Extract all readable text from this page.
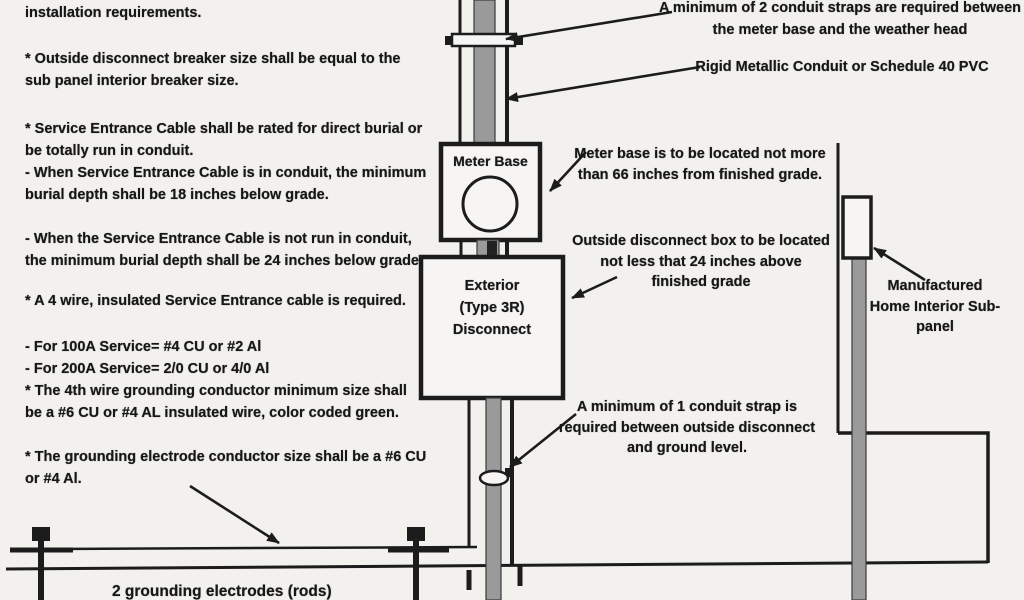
installation requirements.
* Outside disconnect breaker size shall be equal to the sub panel interior breaker size.
* Service Entrance Cable shall be rated for direct burial or be totally run in conduit.
- When Service Entrance Cable is in conduit, the minimum burial depth shall be 18 inches below grade.
- When the Service Entrance Cable is not run in conduit, the minimum burial depth shall be 24 inches below grade.
* A 4 wire, insulated Service Entrance cable is required.
- For 100A Service= #4 CU or #2 Al
- For 200A Service= 2/0 CU or 4/0 Al
* The 4th wire grounding conductor minimum size shall be a #6 CU or #4 AL insulated wire, color coded green.
* The grounding electrode conductor size shall be a #6 CU or #4 Al.
A minimum of 2 conduit straps are required between the meter base and the weather head
Rigid Metallic Conduit or Schedule 40 PVC
Meter base is to be located not more than 66 inches from finished grade.
Outside disconnect box to be located not less that 24 inches above finished grade
A minimum of 1 conduit strap is required between outside disconnect and ground level.
Manufactured Home Interior Sub-panel
2 grounding electrodes (rods)
Meter Base
Exterior
(Type 3R)
Disconnect
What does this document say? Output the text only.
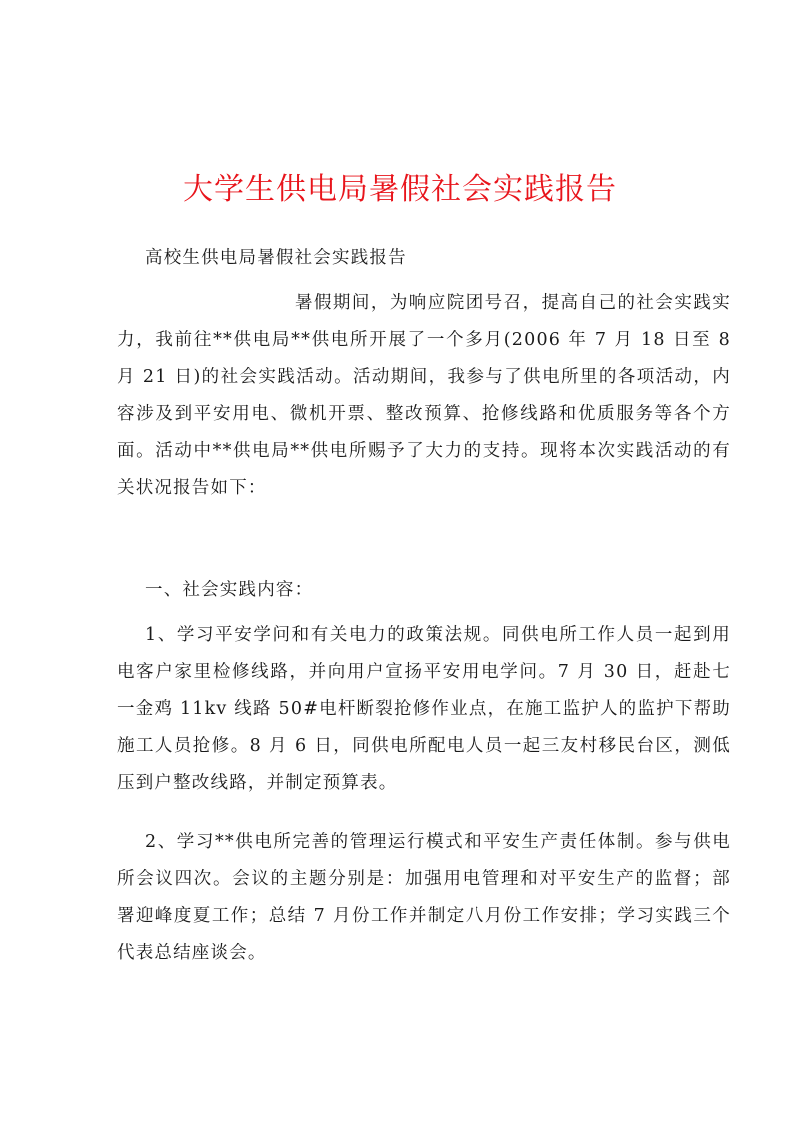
大学生供电局暑假社会实践报告

高校生供电局暑假社会实践报告

暑假期间，为响应院团号召，提高自己的社会实践实力，我前往**供电局**供电所开展了一个多月(2006 年 7 月 18 日至 8 月 21 日)的社会实践活动。活动期间，我参与了供电所里的各项活动，内容涉及到平安用电、微机开票、整改预算、抢修线路和优质服务等各个方面。活动中**供电局**供电所赐予了大力的支持。现将本次实践活动的有关状况报告如下：

一、社会实践内容：

1、学习平安学问和有关电力的政策法规。同供电所工作人员一起到用电客户家里检修线路，并向用户宣扬平安用电学问。7 月 30 日，赶赴七一金鸡 11kv 线路 50#电杆断裂抢修作业点，在施工监护人的监护下帮助施工人员抢修。8 月 6 日，同供电所配电人员一起三友村移民台区，测低压到户整改线路，并制定预算表。

2、学习**供电所完善的管理运行模式和平安生产责任体制。参与供电所会议四次。会议的主题分别是：加强用电管理和对平安生产的监督；部署迎峰度夏工作；总结 7 月份工作并制定八月份工作安排；学习实践三个代表总结座谈会。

___

Leave out all pictures and retype precisely the lines that run from the line containing "What does this" to the last line of the records.

▶ Output below:
What does this document say? Output the text only.
大学生供电局暑假社会实践报告

高校生供电局暑假社会实践报告

暑假期间，为响应院团号召，提高自己的社会实践实力，我前往**供电局**供电所开展了一个多月(2006 年 7 月 18 日至 8 月 21 日)的社会实践活动。活动期间，我参与了供电所里的各项活动，内容涉及到平安用电、微机开票、整改预算、抢修线路和优质服务等各个方面。活动中**供电局**供电所赐予了大力的支持。现将本次实践活动的有关状况报告如下：

一、社会实践内容：

1、学习平安学问和有关电力的政策法规。同供电所工作人员一起到用电客户家里检修线路，并向用户宣扬平安用电学问。7 月 30 日，赶赴七一金鸡 11kv 线路 50#电杆断裂抢修作业点，在施工监护人的监护下帮助施工人员抢修。8 月 6 日，同供电所配电人员一起三友村移民台区，测低压到户整改线路，并制定预算表。

2、学习**供电所完善的管理运行模式和平安生产责任体制。参与供电所会议四次。会议的主题分别是：加强用电管理和对平安生产的监督；部署迎峰度夏工作；总结 7 月份工作并制定八月份工作安排；学习实践三个代表总结座谈会。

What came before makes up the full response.